Identify and pull out each line of the entries in which "JSON" occurs.

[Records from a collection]
## BEGIN

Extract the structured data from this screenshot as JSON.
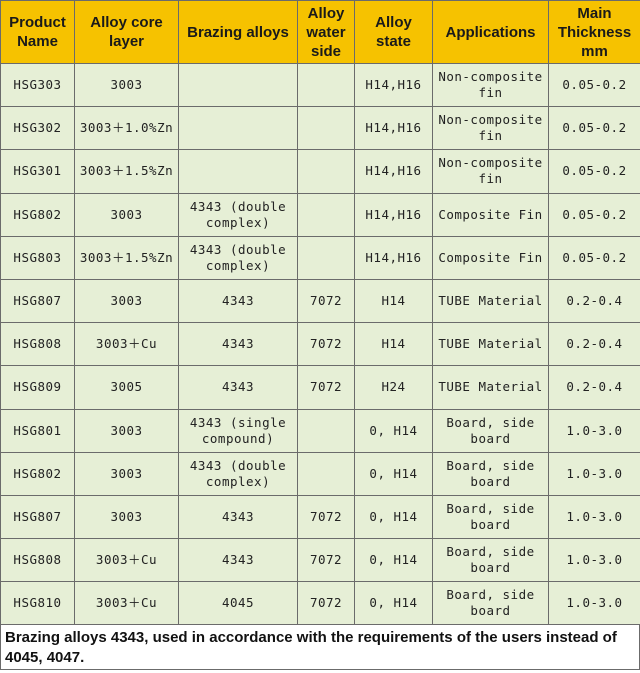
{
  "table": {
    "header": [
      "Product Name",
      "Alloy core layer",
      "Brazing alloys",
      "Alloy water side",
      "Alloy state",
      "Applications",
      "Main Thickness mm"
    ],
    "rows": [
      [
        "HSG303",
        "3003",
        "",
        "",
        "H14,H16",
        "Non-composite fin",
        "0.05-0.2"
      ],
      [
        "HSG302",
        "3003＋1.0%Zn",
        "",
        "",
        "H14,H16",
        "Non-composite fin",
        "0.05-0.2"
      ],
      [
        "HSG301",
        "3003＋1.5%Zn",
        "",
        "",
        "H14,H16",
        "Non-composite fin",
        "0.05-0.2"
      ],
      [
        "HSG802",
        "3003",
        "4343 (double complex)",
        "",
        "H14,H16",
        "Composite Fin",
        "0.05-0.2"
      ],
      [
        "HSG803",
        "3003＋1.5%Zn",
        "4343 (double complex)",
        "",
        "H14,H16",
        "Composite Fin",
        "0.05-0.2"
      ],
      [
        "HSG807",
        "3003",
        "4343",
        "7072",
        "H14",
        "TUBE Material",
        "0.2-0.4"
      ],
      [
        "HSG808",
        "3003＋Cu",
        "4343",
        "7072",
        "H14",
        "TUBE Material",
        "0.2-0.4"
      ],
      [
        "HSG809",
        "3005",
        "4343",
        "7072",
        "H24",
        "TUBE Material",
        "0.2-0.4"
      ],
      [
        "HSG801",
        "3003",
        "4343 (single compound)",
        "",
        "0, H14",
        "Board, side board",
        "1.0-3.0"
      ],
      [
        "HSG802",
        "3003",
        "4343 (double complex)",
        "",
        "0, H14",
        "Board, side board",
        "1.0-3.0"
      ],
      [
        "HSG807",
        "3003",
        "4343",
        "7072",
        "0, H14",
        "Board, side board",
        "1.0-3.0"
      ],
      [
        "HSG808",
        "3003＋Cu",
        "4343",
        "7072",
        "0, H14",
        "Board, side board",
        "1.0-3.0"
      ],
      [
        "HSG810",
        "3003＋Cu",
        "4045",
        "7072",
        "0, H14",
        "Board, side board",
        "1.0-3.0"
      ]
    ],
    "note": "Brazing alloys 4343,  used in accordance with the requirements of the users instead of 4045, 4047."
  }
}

## END
## BEGIN

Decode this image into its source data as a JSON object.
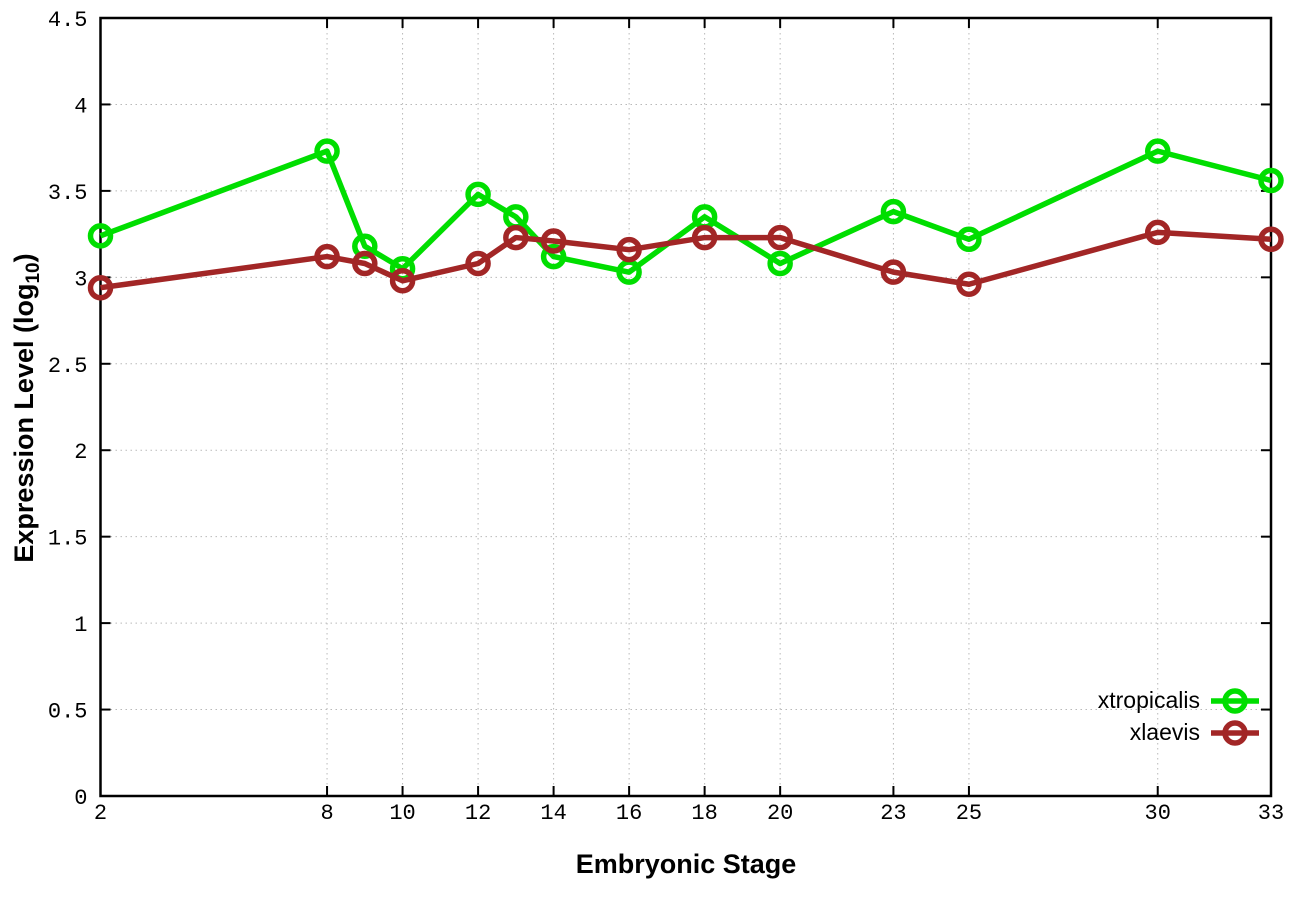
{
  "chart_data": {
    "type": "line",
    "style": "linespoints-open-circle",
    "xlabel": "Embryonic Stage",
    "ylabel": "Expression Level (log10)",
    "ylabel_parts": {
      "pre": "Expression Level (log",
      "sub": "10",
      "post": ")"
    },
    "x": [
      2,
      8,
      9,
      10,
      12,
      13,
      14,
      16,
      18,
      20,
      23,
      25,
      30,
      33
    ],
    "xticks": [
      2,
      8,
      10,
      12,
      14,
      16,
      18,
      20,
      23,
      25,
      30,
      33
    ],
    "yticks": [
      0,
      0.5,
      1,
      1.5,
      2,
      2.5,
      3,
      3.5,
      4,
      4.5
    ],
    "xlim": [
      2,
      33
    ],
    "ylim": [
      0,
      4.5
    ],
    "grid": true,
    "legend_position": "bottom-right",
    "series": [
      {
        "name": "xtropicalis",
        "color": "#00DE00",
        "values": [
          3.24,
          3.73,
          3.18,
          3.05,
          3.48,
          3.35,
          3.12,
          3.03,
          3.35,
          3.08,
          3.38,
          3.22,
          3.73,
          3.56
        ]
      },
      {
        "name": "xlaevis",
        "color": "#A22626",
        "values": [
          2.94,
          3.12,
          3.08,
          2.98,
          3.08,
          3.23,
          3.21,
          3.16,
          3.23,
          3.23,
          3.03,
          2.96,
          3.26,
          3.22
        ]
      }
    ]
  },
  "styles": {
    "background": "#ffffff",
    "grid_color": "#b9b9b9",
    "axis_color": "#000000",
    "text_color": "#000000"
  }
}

## END

- [Full response]
Extract the structured data from this screenshot as JSON.
Decode this image into its source data as a JSON object.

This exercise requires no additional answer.